▸ EXERCISE:
Take the data below and repeat it exactly.

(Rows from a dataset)
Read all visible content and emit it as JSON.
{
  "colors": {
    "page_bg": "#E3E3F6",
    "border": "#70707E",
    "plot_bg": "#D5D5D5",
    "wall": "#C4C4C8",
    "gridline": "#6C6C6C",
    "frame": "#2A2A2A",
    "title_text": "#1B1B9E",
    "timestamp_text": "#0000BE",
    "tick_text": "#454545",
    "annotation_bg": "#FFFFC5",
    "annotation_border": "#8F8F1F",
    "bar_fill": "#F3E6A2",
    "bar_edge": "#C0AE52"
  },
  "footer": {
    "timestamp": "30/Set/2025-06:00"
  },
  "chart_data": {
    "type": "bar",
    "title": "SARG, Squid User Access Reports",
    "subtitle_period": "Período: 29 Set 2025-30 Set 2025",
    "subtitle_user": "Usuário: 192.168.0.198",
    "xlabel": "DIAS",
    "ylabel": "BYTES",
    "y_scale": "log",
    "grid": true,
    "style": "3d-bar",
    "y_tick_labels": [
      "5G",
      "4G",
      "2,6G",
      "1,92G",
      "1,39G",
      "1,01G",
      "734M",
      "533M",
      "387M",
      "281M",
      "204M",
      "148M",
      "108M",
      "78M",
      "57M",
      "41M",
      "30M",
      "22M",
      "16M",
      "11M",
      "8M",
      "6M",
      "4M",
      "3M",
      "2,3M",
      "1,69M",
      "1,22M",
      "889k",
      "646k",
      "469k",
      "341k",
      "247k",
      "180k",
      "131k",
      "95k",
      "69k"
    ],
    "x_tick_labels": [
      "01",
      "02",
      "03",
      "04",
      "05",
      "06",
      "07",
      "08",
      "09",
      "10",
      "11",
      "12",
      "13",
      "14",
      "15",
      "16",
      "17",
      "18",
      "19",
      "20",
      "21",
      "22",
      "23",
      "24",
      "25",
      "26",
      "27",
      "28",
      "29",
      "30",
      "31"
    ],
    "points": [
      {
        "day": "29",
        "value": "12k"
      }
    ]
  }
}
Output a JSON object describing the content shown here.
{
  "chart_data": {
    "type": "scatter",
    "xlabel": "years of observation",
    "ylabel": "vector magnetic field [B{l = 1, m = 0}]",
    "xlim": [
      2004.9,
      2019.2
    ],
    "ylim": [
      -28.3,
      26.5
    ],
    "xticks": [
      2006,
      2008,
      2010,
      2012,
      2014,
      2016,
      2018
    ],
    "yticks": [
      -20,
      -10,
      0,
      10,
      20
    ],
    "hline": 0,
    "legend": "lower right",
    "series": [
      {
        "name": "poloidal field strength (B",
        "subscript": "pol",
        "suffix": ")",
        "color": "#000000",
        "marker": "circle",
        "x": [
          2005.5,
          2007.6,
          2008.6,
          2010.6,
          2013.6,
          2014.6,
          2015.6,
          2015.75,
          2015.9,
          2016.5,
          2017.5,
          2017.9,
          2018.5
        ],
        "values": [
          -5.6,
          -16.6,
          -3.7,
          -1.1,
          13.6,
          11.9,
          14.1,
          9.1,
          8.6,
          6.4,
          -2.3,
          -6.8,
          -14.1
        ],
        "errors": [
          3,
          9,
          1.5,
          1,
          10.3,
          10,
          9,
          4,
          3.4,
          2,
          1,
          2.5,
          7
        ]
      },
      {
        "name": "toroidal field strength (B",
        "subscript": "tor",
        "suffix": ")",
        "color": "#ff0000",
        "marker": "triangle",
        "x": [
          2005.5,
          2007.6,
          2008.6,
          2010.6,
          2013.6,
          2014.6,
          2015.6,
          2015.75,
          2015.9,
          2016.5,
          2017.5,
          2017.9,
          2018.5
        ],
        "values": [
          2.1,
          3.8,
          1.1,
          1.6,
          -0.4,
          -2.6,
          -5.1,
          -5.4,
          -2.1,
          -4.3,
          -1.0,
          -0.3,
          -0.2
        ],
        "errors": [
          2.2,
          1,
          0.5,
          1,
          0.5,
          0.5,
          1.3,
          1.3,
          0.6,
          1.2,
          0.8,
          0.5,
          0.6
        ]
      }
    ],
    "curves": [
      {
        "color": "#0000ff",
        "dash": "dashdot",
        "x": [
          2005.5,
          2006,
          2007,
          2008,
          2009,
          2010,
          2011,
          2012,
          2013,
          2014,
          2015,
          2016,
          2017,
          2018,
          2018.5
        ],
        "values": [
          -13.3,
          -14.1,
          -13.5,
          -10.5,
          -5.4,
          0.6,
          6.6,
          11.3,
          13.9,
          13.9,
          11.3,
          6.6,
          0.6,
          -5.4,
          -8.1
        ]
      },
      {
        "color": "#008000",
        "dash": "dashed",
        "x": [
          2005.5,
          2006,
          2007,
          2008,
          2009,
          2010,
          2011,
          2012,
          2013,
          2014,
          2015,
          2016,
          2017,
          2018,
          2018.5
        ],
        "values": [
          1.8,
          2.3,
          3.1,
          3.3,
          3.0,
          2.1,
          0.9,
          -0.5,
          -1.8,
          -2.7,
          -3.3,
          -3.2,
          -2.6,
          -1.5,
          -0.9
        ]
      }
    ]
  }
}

▸ SOLVED PROBLEM:
Read all visible content and emit it as JSON.
{
  "colors": {
    "page_bg": "#E3E3F6",
    "border": "#70707E",
    "plot_bg": "#D5D5D5",
    "wall": "#C4C4C8",
    "gridline": "#6C6C6C",
    "frame": "#2A2A2A",
    "title_text": "#1B1B9E",
    "timestamp_text": "#0000BE",
    "tick_text": "#454545",
    "annotation_bg": "#FFFFC5",
    "annotation_border": "#8F8F1F",
    "bar_fill": "#F3E6A2",
    "bar_edge": "#C0AE52"
  },
  "footer": {
    "timestamp": "30/Set/2025-06:00"
  },
  "chart_data": {
    "type": "bar",
    "title": "SARG, Squid User Access Reports",
    "subtitle_period": "Período: 29 Set 2025-30 Set 2025",
    "subtitle_user": "Usuário: 192.168.0.198",
    "xlabel": "DIAS",
    "ylabel": "BYTES",
    "y_scale": "log",
    "grid": true,
    "style": "3d-bar",
    "y_tick_labels": [
      "5G",
      "4G",
      "2,6G",
      "1,92G",
      "1,39G",
      "1,01G",
      "734M",
      "533M",
      "387M",
      "281M",
      "204M",
      "148M",
      "108M",
      "78M",
      "57M",
      "41M",
      "30M",
      "22M",
      "16M",
      "11M",
      "8M",
      "6M",
      "4M",
      "3M",
      "2,3M",
      "1,69M",
      "1,22M",
      "889k",
      "646k",
      "469k",
      "341k",
      "247k",
      "180k",
      "131k",
      "95k",
      "69k"
    ],
    "x_tick_labels": [
      "01",
      "02",
      "03",
      "04",
      "05",
      "06",
      "07",
      "08",
      "09",
      "10",
      "11",
      "12",
      "13",
      "14",
      "15",
      "16",
      "17",
      "18",
      "19",
      "20",
      "21",
      "22",
      "23",
      "24",
      "25",
      "26",
      "27",
      "28",
      "29",
      "30",
      "31"
    ],
    "points": [
      {
        "day": "29",
        "value": "12k"
      }
    ]
  }
}
Output a JSON object describing the content shown here.
{
  "chart_data": {
    "type": "scatter",
    "xlabel": "years of observation",
    "ylabel": "vector magnetic field [B{l = 1, m = 0}]",
    "xlim": [
      2004.9,
      2019.2
    ],
    "ylim": [
      -28.3,
      26.5
    ],
    "xticks": [
      2006,
      2008,
      2010,
      2012,
      2014,
      2016,
      2018
    ],
    "yticks": [
      -20,
      -10,
      0,
      10,
      20
    ],
    "hline": 0,
    "legend": "lower right",
    "series": [
      {
        "name": "poloidal field strength (B",
        "subscript": "pol",
        "suffix": ")",
        "color": "#000000",
        "marker": "circle",
        "x": [
          2005.5,
          2007.6,
          2008.6,
          2010.6,
          2013.6,
          2014.6,
          2015.6,
          2015.75,
          2015.9,
          2016.5,
          2017.5,
          2017.9,
          2018.5
        ],
        "values": [
          -5.6,
          -16.6,
          -3.7,
          -1.1,
          13.6,
          11.9,
          14.1,
          9.1,
          8.6,
          6.4,
          -2.3,
          -6.8,
          -14.1
        ],
        "errors": [
          3,
          9,
          1.5,
          1,
          10.3,
          10,
          9,
          4,
          3.4,
          2,
          1,
          2.5,
          7
        ]
      },
      {
        "name": "toroidal field strength (B",
        "subscript": "tor",
        "suffix": ")",
        "color": "#ff0000",
        "marker": "triangle",
        "x": [
          2005.5,
          2007.6,
          2008.6,
          2010.6,
          2013.6,
          2014.6,
          2015.6,
          2015.75,
          2015.9,
          2016.5,
          2017.5,
          2017.9,
          2018.5
        ],
        "values": [
          2.1,
          3.8,
          1.1,
          1.6,
          -0.4,
          -2.6,
          -5.1,
          -5.4,
          -2.1,
          -4.3,
          -1.0,
          -0.3,
          -0.2
        ],
        "errors": [
          2.2,
          1,
          0.5,
          1,
          0.5,
          0.5,
          1.3,
          1.3,
          0.6,
          1.2,
          0.8,
          0.5,
          0.6
        ]
      }
    ],
    "curves": [
      {
        "color": "#0000ff",
        "dash": "dashdot",
        "x": [
          2005.5,
          2006,
          2007,
          2008,
          2009,
          2010,
          2011,
          2012,
          2013,
          2014,
          2015,
          2016,
          2017,
          2018,
          2018.5
        ],
        "values": [
          -13.3,
          -14.1,
          -13.5,
          -10.5,
          -5.4,
          0.6,
          6.6,
          11.3,
          13.9,
          13.9,
          11.3,
          6.6,
          0.6,
          -5.4,
          -8.1
        ]
      },
      {
        "color": "#008000",
        "dash": "dashed",
        "x": [
          2005.5,
          2006,
          2007,
          2008,
          2009,
          2010,
          2011,
          2012,
          2013,
          2014,
          2015,
          2016,
          2017,
          2018,
          2018.5
        ],
        "values": [
          1.8,
          2.3,
          3.1,
          3.3,
          3.0,
          2.1,
          0.9,
          -0.5,
          -1.8,
          -2.7,
          -3.3,
          -3.2,
          -2.6,
          -1.5,
          -0.9
        ]
      }
    ]
  }
}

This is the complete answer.